* _WHAT TO PRODUCE_:
Leave out the pictures and copy everything else in the entries exactly.

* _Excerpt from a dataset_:
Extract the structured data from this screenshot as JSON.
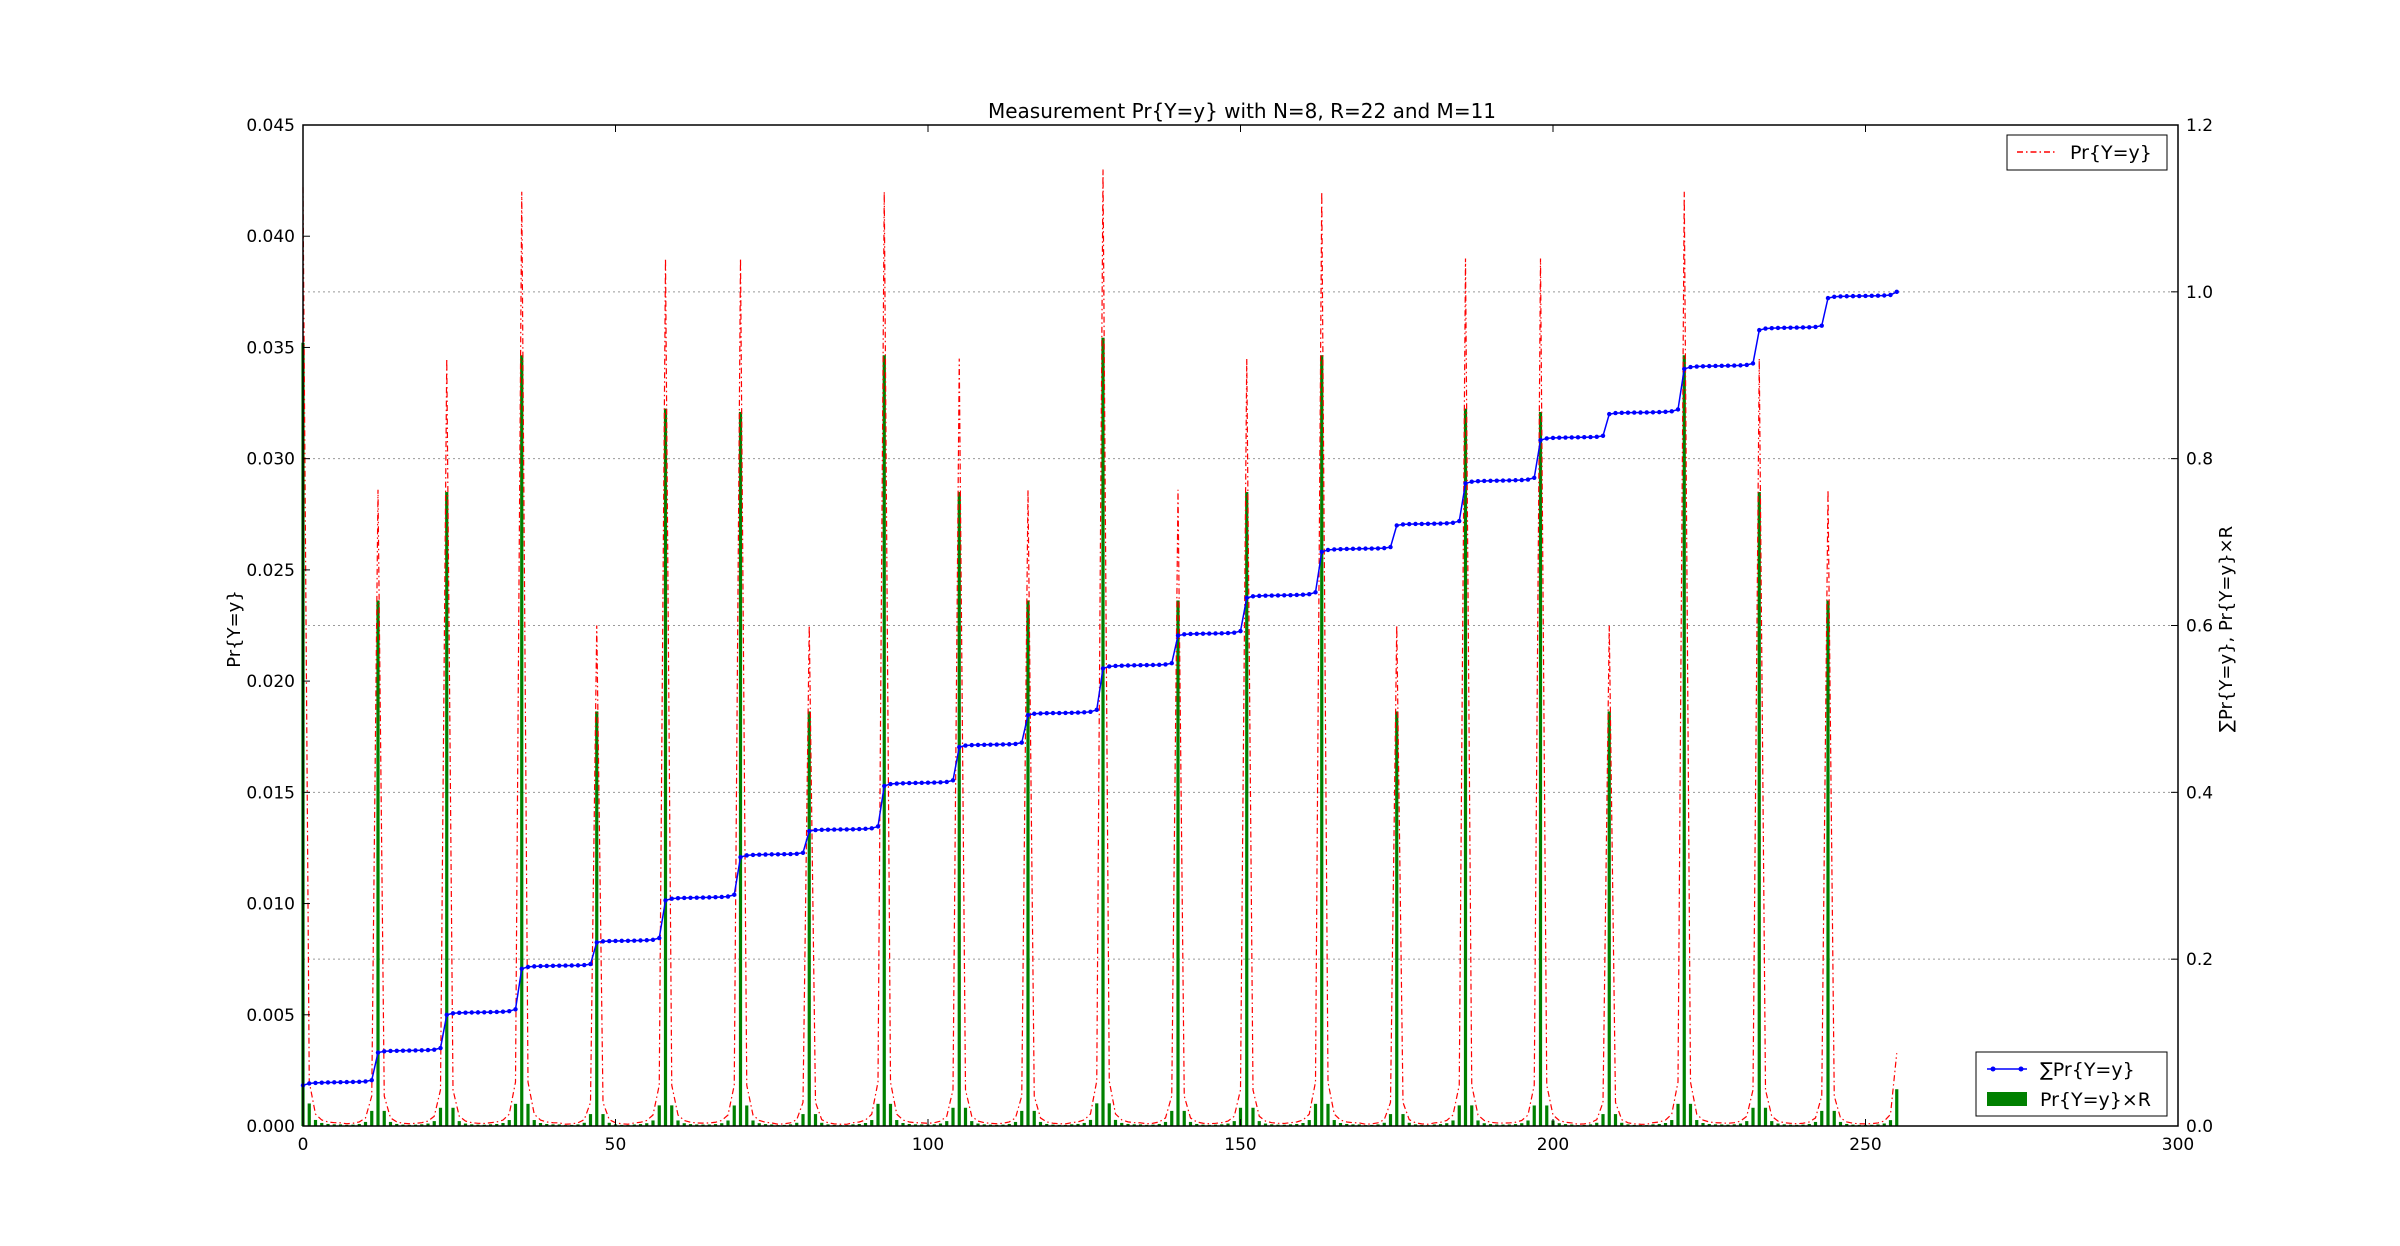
{
  "chart_data": {
    "type": "bar",
    "title": "Measurement Pr{Y=y} with N=8, R=22 and M=11",
    "xlim": [
      0,
      300
    ],
    "x_ticks": [
      "0",
      "50",
      "100",
      "150",
      "200",
      "250",
      "300"
    ],
    "left_axis": {
      "label": "Pr{Y=y}",
      "ylim": [
        0,
        0.045
      ],
      "ticks": [
        "0.000",
        "0.005",
        "0.010",
        "0.015",
        "0.020",
        "0.025",
        "0.030",
        "0.035",
        "0.040",
        "0.045"
      ]
    },
    "right_axis": {
      "label": "∑Pr{Y=y}, Pr{Y=y}×R",
      "ylim": [
        0,
        1.2
      ],
      "ticks": [
        "0.0",
        "0.2",
        "0.4",
        "0.6",
        "0.8",
        "1.0",
        "1.2"
      ],
      "grid": true
    },
    "peaks": [
      {
        "x": 0,
        "pr": 0.0422,
        "bar": 0.939
      },
      {
        "x": 12,
        "pr": 0.0286,
        "bar": 0.63
      },
      {
        "x": 23,
        "pr": 0.0345,
        "bar": 0.76
      },
      {
        "x": 35,
        "pr": 0.042,
        "bar": 0.924
      },
      {
        "x": 47,
        "pr": 0.0225,
        "bar": 0.497
      },
      {
        "x": 58,
        "pr": 0.039,
        "bar": 0.86
      },
      {
        "x": 70,
        "pr": 0.039,
        "bar": 0.856
      },
      {
        "x": 81,
        "pr": 0.0225,
        "bar": 0.497
      },
      {
        "x": 93,
        "pr": 0.042,
        "bar": 0.924
      },
      {
        "x": 105,
        "pr": 0.0345,
        "bar": 0.76
      },
      {
        "x": 116,
        "pr": 0.0286,
        "bar": 0.63
      },
      {
        "x": 128,
        "pr": 0.043,
        "bar": 0.945
      },
      {
        "x": 140,
        "pr": 0.0286,
        "bar": 0.63
      },
      {
        "x": 151,
        "pr": 0.0345,
        "bar": 0.76
      },
      {
        "x": 163,
        "pr": 0.042,
        "bar": 0.924
      },
      {
        "x": 175,
        "pr": 0.0225,
        "bar": 0.497
      },
      {
        "x": 186,
        "pr": 0.039,
        "bar": 0.86
      },
      {
        "x": 198,
        "pr": 0.039,
        "bar": 0.856
      },
      {
        "x": 209,
        "pr": 0.0225,
        "bar": 0.497
      },
      {
        "x": 221,
        "pr": 0.042,
        "bar": 0.924
      },
      {
        "x": 233,
        "pr": 0.0345,
        "bar": 0.76
      },
      {
        "x": 244,
        "pr": 0.0286,
        "bar": 0.63
      }
    ],
    "series": [
      {
        "name": "Pr{Y=y}",
        "axis": "left",
        "style": "dash-dot line",
        "color": "#ff0000"
      },
      {
        "name": "∑Pr{Y=y}",
        "axis": "right",
        "style": "line with dot markers",
        "color": "#0000ff"
      },
      {
        "name": "Pr{Y=y}×R",
        "axis": "right",
        "style": "bars",
        "color": "#008000"
      }
    ],
    "x_max": 255,
    "legends": {
      "top_right": [
        "Pr{Y=y}"
      ],
      "bottom_right": [
        "∑Pr{Y=y}",
        "Pr{Y=y}×R"
      ]
    }
  }
}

* _CORRECT RESULT_:
Extract the structured data from this screenshot as JSON.
{
  "chart_data": {
    "type": "bar",
    "title": "Measurement Pr{Y=y} with N=8, R=22 and M=11",
    "xlim": [
      0,
      300
    ],
    "x_ticks": [
      "0",
      "50",
      "100",
      "150",
      "200",
      "250",
      "300"
    ],
    "left_axis": {
      "label": "Pr{Y=y}",
      "ylim": [
        0,
        0.045
      ],
      "ticks": [
        "0.000",
        "0.005",
        "0.010",
        "0.015",
        "0.020",
        "0.025",
        "0.030",
        "0.035",
        "0.040",
        "0.045"
      ]
    },
    "right_axis": {
      "label": "∑Pr{Y=y}, Pr{Y=y}×R",
      "ylim": [
        0,
        1.2
      ],
      "ticks": [
        "0.0",
        "0.2",
        "0.4",
        "0.6",
        "0.8",
        "1.0",
        "1.2"
      ],
      "grid": true
    },
    "peaks": [
      {
        "x": 0,
        "pr": 0.0422,
        "bar": 0.939
      },
      {
        "x": 12,
        "pr": 0.0286,
        "bar": 0.63
      },
      {
        "x": 23,
        "pr": 0.0345,
        "bar": 0.76
      },
      {
        "x": 35,
        "pr": 0.042,
        "bar": 0.924
      },
      {
        "x": 47,
        "pr": 0.0225,
        "bar": 0.497
      },
      {
        "x": 58,
        "pr": 0.039,
        "bar": 0.86
      },
      {
        "x": 70,
        "pr": 0.039,
        "bar": 0.856
      },
      {
        "x": 81,
        "pr": 0.0225,
        "bar": 0.497
      },
      {
        "x": 93,
        "pr": 0.042,
        "bar": 0.924
      },
      {
        "x": 105,
        "pr": 0.0345,
        "bar": 0.76
      },
      {
        "x": 116,
        "pr": 0.0286,
        "bar": 0.63
      },
      {
        "x": 128,
        "pr": 0.043,
        "bar": 0.945
      },
      {
        "x": 140,
        "pr": 0.0286,
        "bar": 0.63
      },
      {
        "x": 151,
        "pr": 0.0345,
        "bar": 0.76
      },
      {
        "x": 163,
        "pr": 0.042,
        "bar": 0.924
      },
      {
        "x": 175,
        "pr": 0.0225,
        "bar": 0.497
      },
      {
        "x": 186,
        "pr": 0.039,
        "bar": 0.86
      },
      {
        "x": 198,
        "pr": 0.039,
        "bar": 0.856
      },
      {
        "x": 209,
        "pr": 0.0225,
        "bar": 0.497
      },
      {
        "x": 221,
        "pr": 0.042,
        "bar": 0.924
      },
      {
        "x": 233,
        "pr": 0.0345,
        "bar": 0.76
      },
      {
        "x": 244,
        "pr": 0.0286,
        "bar": 0.63
      }
    ],
    "series": [
      {
        "name": "Pr{Y=y}",
        "axis": "left",
        "style": "dash-dot line",
        "color": "#ff0000"
      },
      {
        "name": "∑Pr{Y=y}",
        "axis": "right",
        "style": "line with dot markers",
        "color": "#0000ff"
      },
      {
        "name": "Pr{Y=y}×R",
        "axis": "right",
        "style": "bars",
        "color": "#008000"
      }
    ],
    "x_max": 255,
    "legends": {
      "top_right": [
        "Pr{Y=y}"
      ],
      "bottom_right": [
        "∑Pr{Y=y}",
        "Pr{Y=y}×R"
      ]
    }
  }
}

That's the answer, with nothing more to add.